- _Provided information_:
☆ ☆ ☆ ☆ ☆

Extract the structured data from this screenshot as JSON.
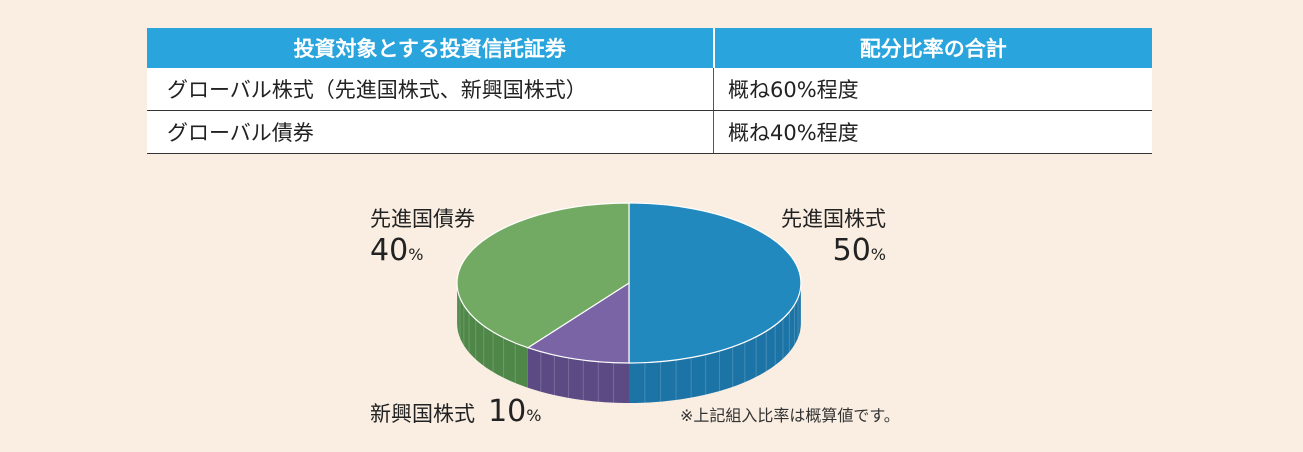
{
  "table": {
    "headers": [
      "投資対象とする投資信託証券",
      "配分比率の合計"
    ],
    "rows": [
      [
        "グローバル株式（先進国株式、新興国株式）",
        "概ね60%程度"
      ],
      [
        "グローバル債券",
        "概ね40%程度"
      ]
    ]
  },
  "chart_data": {
    "type": "pie",
    "slices": [
      {
        "label": "先進国株式",
        "value": 50,
        "color": "#2289bf",
        "side_color": "#1c73a6"
      },
      {
        "label": "新興国株式",
        "value": 10,
        "color": "#7a64a6",
        "side_color": "#5c4a85"
      },
      {
        "label": "先進国債券",
        "value": 40,
        "color": "#73aa63",
        "side_color": "#4e8748"
      }
    ],
    "unit": "%"
  },
  "labels": {
    "developed_equity": {
      "name": "先進国株式",
      "pct": "50"
    },
    "developed_bond": {
      "name": "先進国債券",
      "pct": "40"
    },
    "emerging_equity": {
      "name": "新興国株式",
      "pct": "10"
    }
  },
  "note": "※上記組入比率は概算値です。"
}
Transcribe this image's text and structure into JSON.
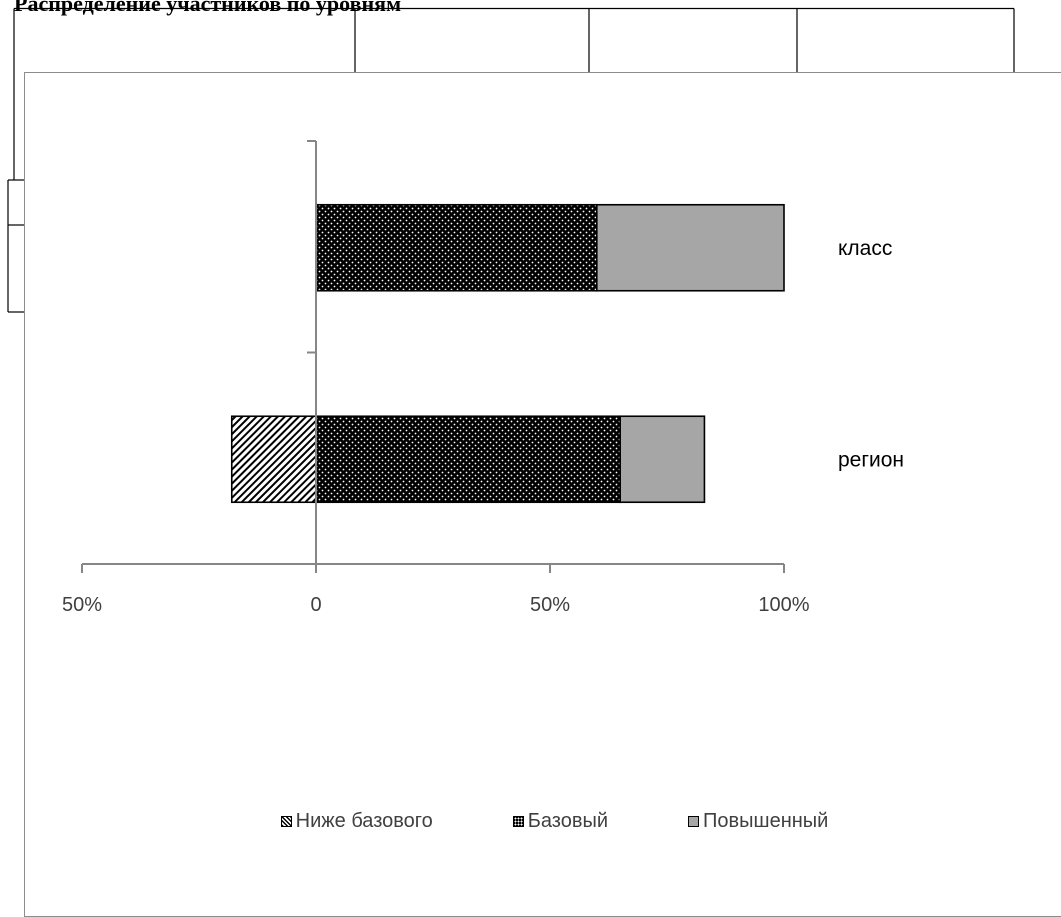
{
  "document": {
    "heading": "Распределение участников по уровням"
  },
  "chart_data": {
    "type": "bar",
    "orientation": "horizontal",
    "stacked": true,
    "categories": [
      "класс",
      "регион"
    ],
    "series": [
      {
        "name": "Ниже базового",
        "values": [
          0,
          -18
        ],
        "pattern": "diagonal-hatch",
        "color": "#ffffff"
      },
      {
        "name": "Базовый",
        "values": [
          60,
          65
        ],
        "pattern": "dotted",
        "color": "#000000"
      },
      {
        "name": "Повышенный",
        "values": [
          40,
          18
        ],
        "pattern": "solid",
        "color": "#a6a6a6"
      }
    ],
    "xlim": [
      -50,
      100
    ],
    "x_ticks": [
      {
        "value": -50,
        "label": "50%"
      },
      {
        "value": 0,
        "label": "0"
      },
      {
        "value": 50,
        "label": "50%"
      },
      {
        "value": 100,
        "label": "100%"
      }
    ],
    "title": "",
    "xlabel": "",
    "ylabel": "",
    "grid": false,
    "legend_position": "bottom",
    "axis_color": "#868686",
    "label_color": "#404040"
  }
}
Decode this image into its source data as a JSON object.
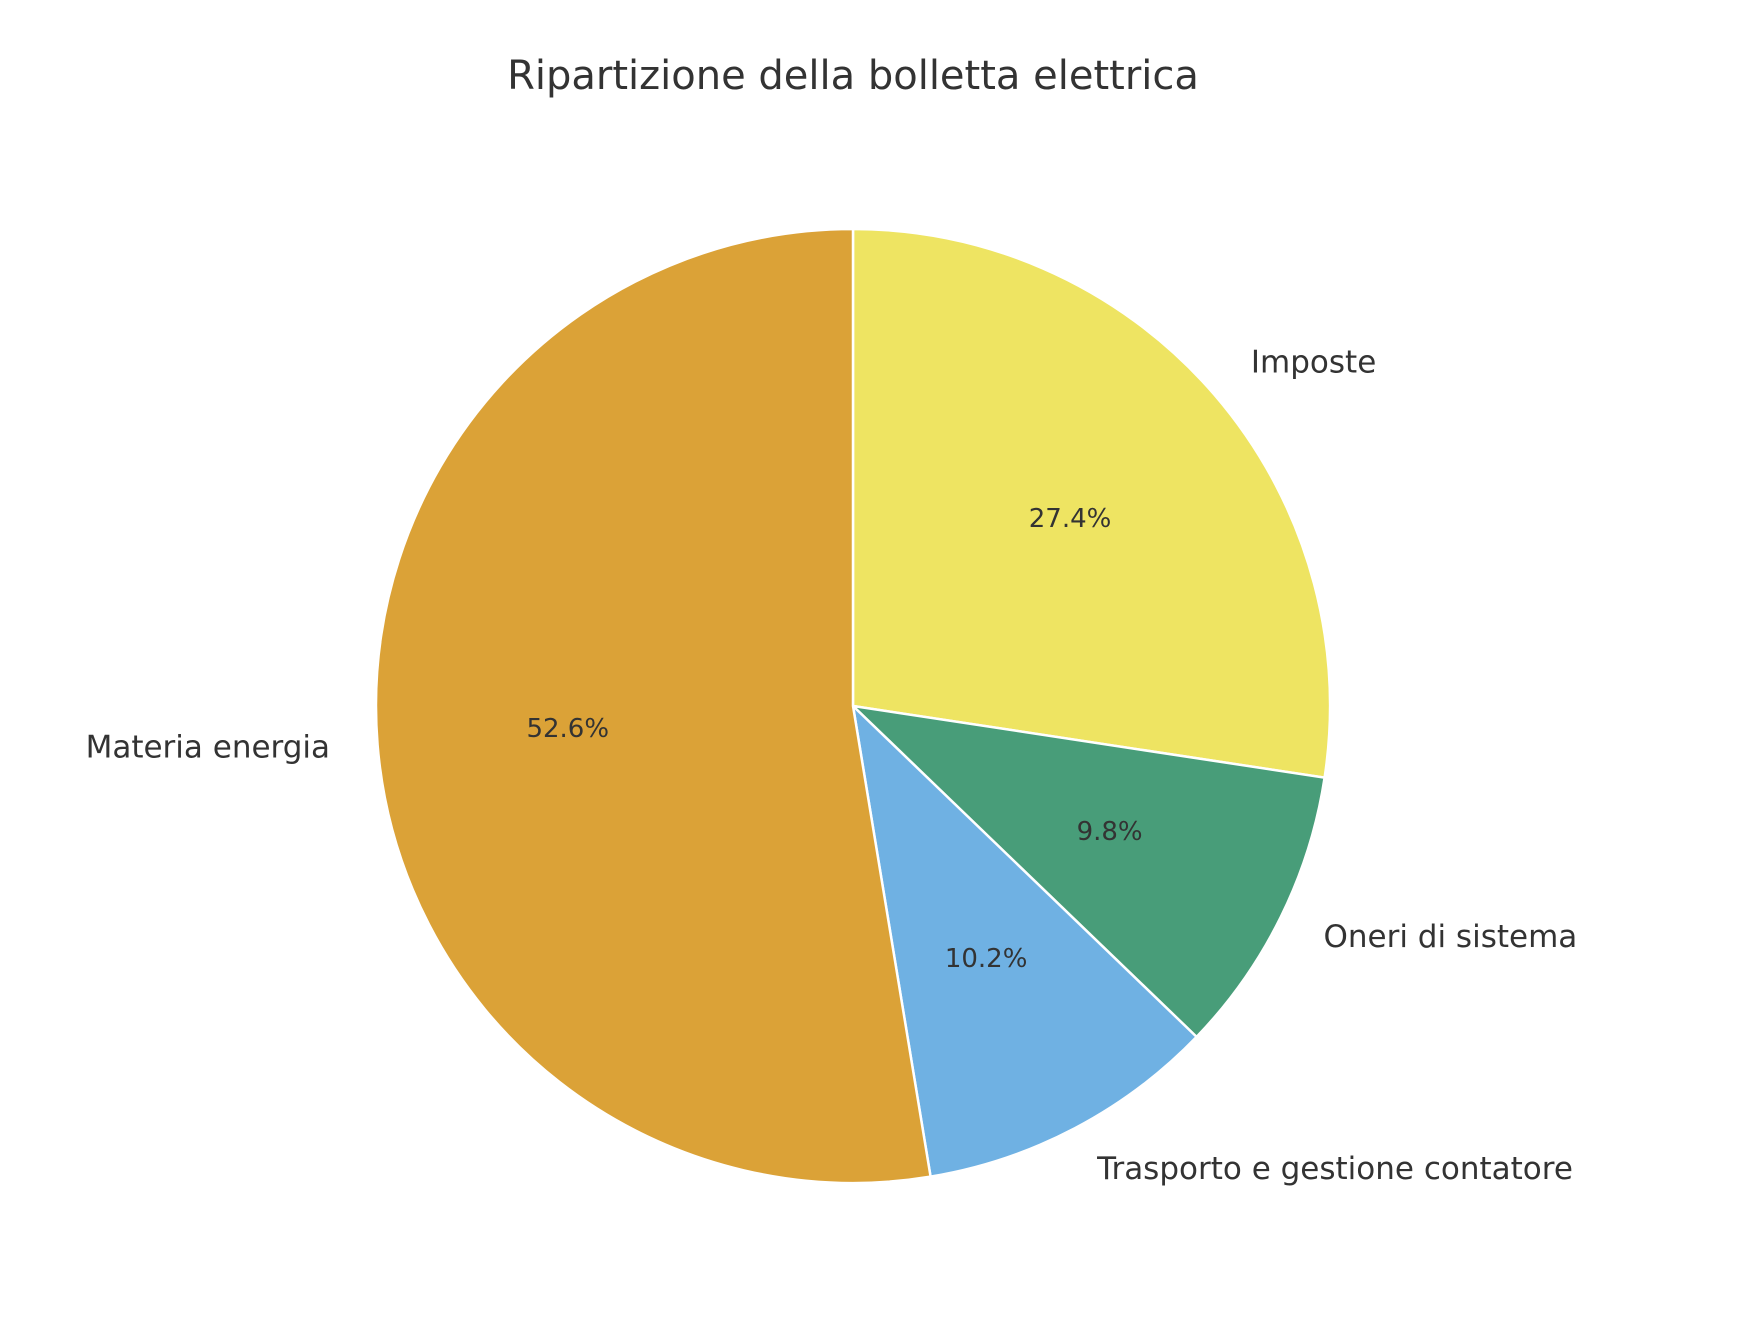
{
  "chart_data": {
    "type": "pie",
    "title": "Ripartizione della bolletta elettrica",
    "categories": [
      "Imposte",
      "Oneri di sistema",
      "Trasporto e gestione contatore",
      "Materia energia"
    ],
    "values": [
      27.4,
      9.8,
      10.2,
      52.6
    ],
    "value_labels": [
      "27.4%",
      "9.8%",
      "10.2%",
      "52.6%"
    ],
    "colors": [
      "#eee462",
      "#489d79",
      "#6fb1e3",
      "#dba237"
    ]
  }
}
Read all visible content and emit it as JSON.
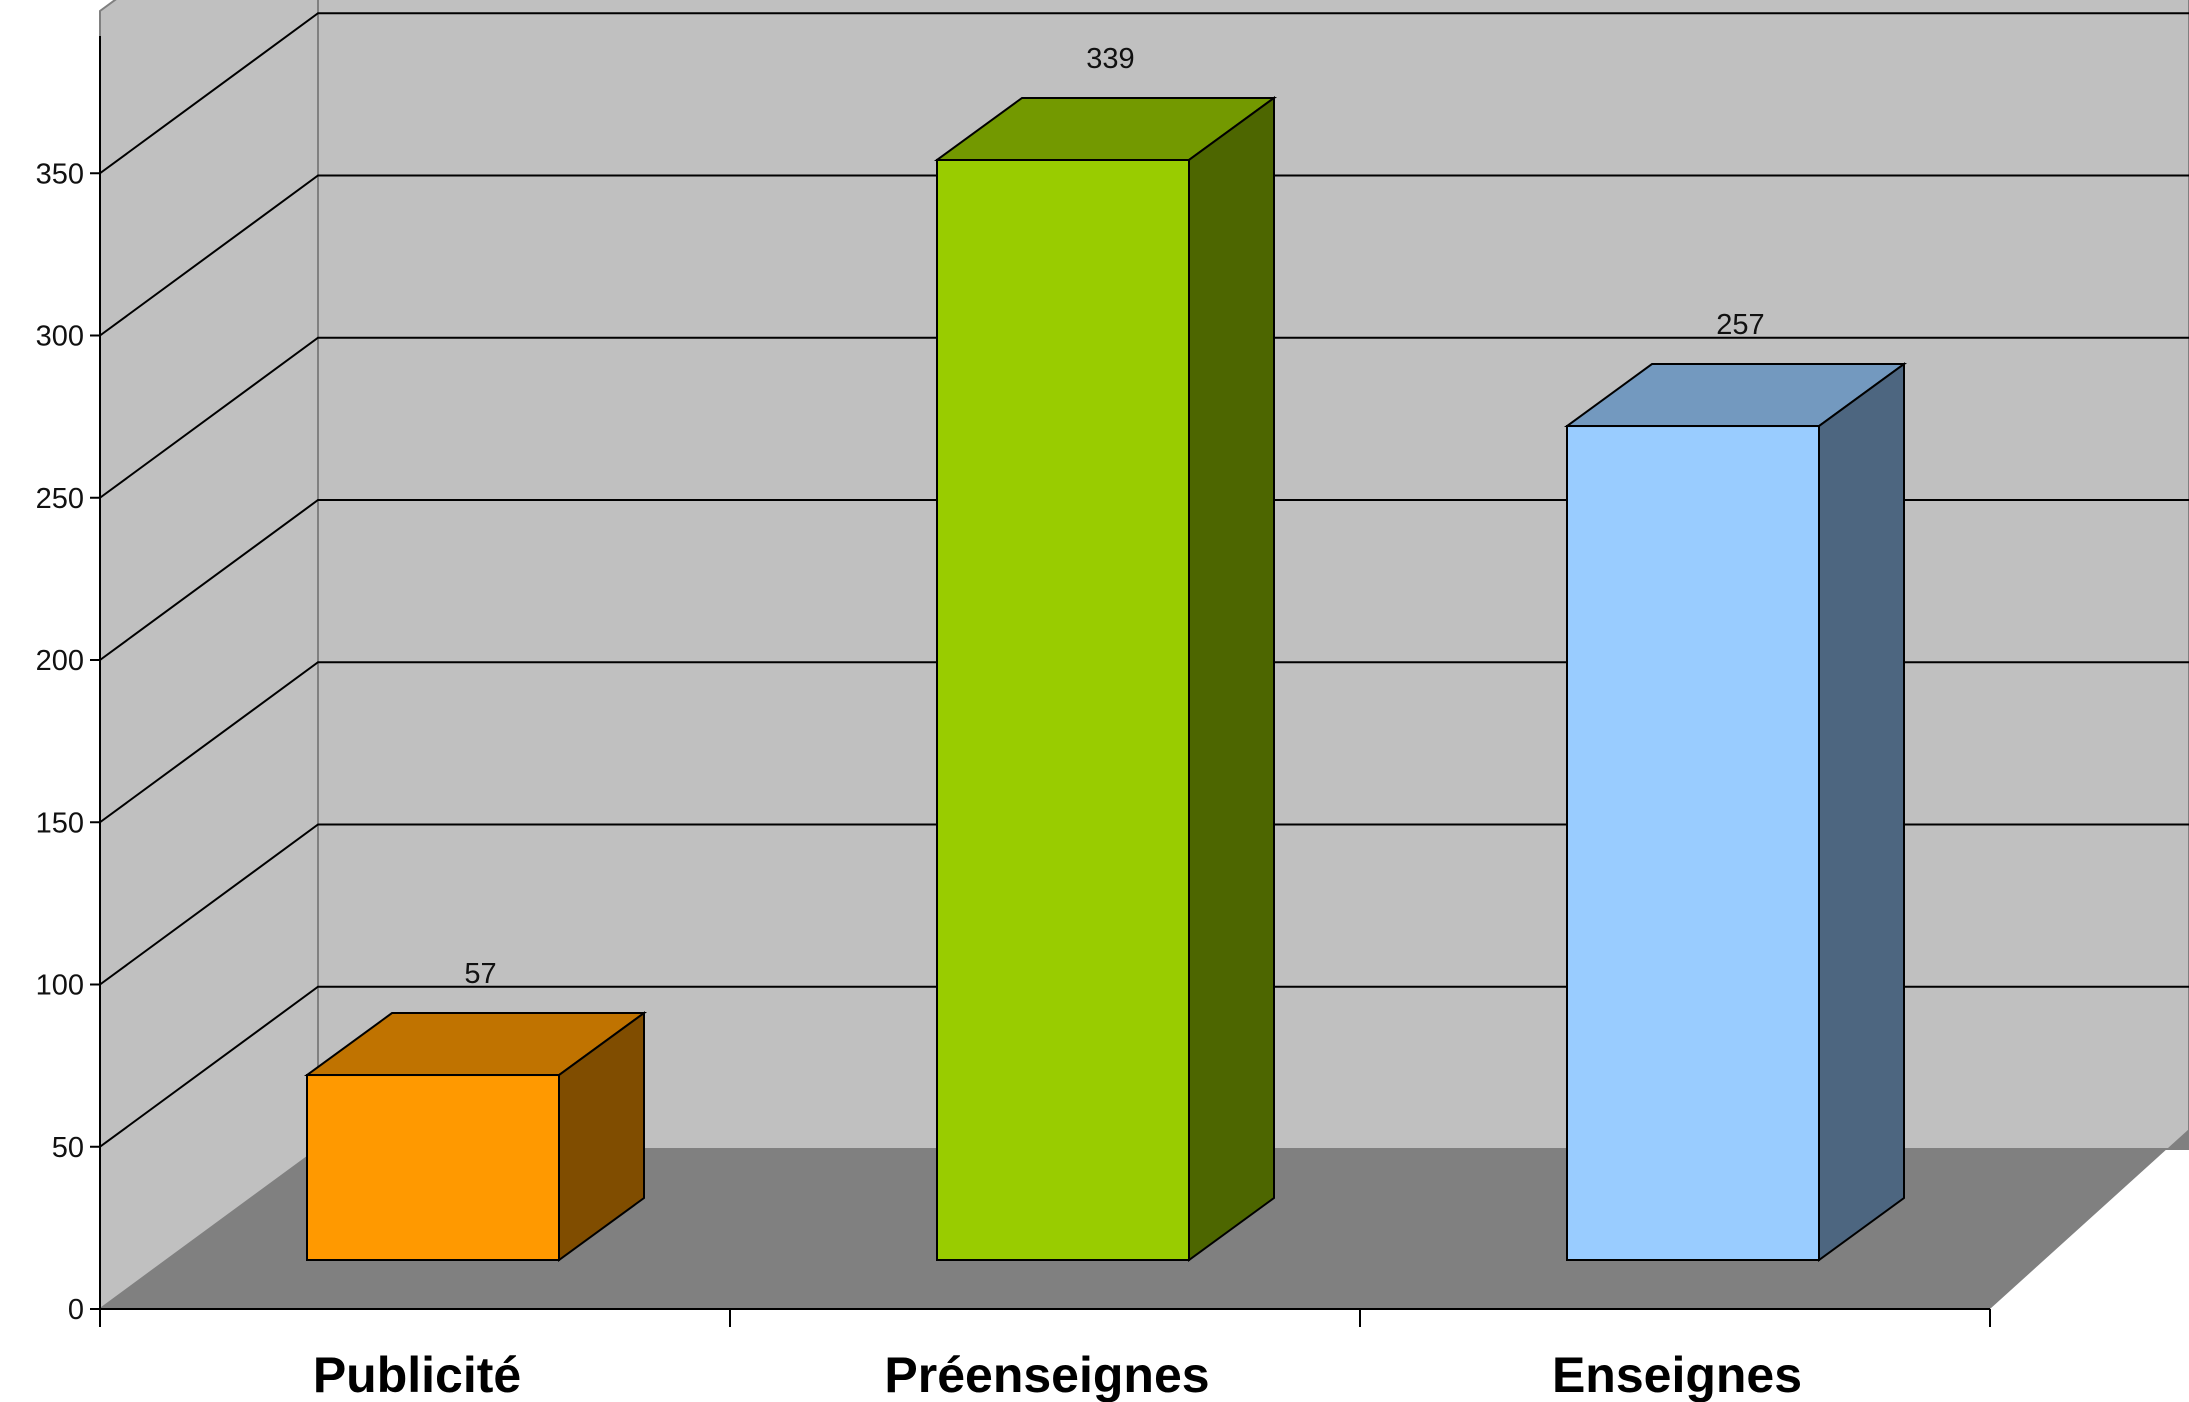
{
  "chart_data": {
    "type": "bar",
    "title": "",
    "xlabel": "",
    "ylabel": "",
    "categories": [
      "Publicité",
      "Préenseignes",
      "Enseignes"
    ],
    "values": [
      57,
      339,
      257
    ],
    "ylim": [
      0,
      350
    ],
    "yticks": [
      0,
      50,
      100,
      150,
      200,
      250,
      300,
      350
    ],
    "data_labels": [
      "57",
      "339",
      "257"
    ],
    "grid": true,
    "legend": "none",
    "style": "3d",
    "colors": {
      "bars": [
        "#FF9900",
        "#99CC00",
        "#99CCFF"
      ],
      "bar_tops": [
        "#C07300",
        "#739900",
        "#7399BF"
      ],
      "bar_sides": [
        "#804D00",
        "#4D6600",
        "#4D6680"
      ],
      "back_wall": "#C0C0C0",
      "side_wall": "#C0C0C0",
      "floor": "#808080",
      "grid": "#000000"
    }
  }
}
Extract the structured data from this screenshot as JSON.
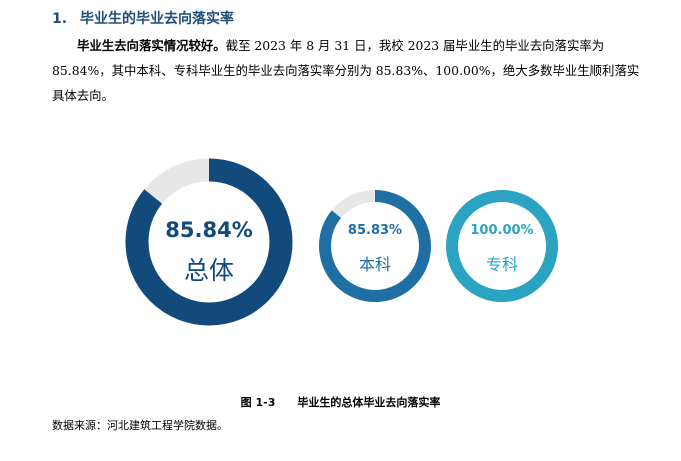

☆ ☆ ☆ ☆ ☆

- _What is asked_: Print the lines from the one holding "Decode this image" through the last line of the records, word for word, and omit the pictures.

- _Answer_:
Decode this image into its source data as a JSON object.
{
  "chart_data": {
    "type": "pie",
    "title": "Ripartizione della bolletta elettrica",
    "categories": [
      "Imposte",
      "Oneri di sistema",
      "Trasporto e gestione contatore",
      "Materia energia"
    ],
    "values": [
      27.4,
      9.8,
      10.2,
      52.6
    ],
    "value_labels": [
      "27.4%",
      "9.8%",
      "10.2%",
      "52.6%"
    ],
    "colors": [
      "#eee462",
      "#489d79",
      "#6fb1e3",
      "#dba237"
    ]
  }
}
Read all visible content and emit it as JSON.
{
  "chart_data": {
    "type": "bar",
    "title": "",
    "xlabel": "",
    "ylabel": "",
    "categories": [
      "Publicité",
      "Préenseignes",
      "Enseignes"
    ],
    "values": [
      57,
      339,
      257
    ],
    "ylim": [
      0,
      350
    ],
    "yticks": [
      0,
      50,
      100,
      150,
      200,
      250,
      300,
      350
    ],
    "data_labels": [
      "57",
      "339",
      "257"
    ],
    "grid": true,
    "legend": "none",
    "style": "3d",
    "colors": {
      "bars": [
        "#FF9900",
        "#99CC00",
        "#99CCFF"
      ],
      "bar_tops": [
        "#C07300",
        "#739900",
        "#7399BF"
      ],
      "bar_sides": [
        "#804D00",
        "#4D6600",
        "#4D6680"
      ],
      "back_wall": "#C0C0C0",
      "side_wall": "#C0C0C0",
      "floor": "#808080",
      "grid": "#000000"
    }
  }
}
Extract the structured data from this screenshot as JSON.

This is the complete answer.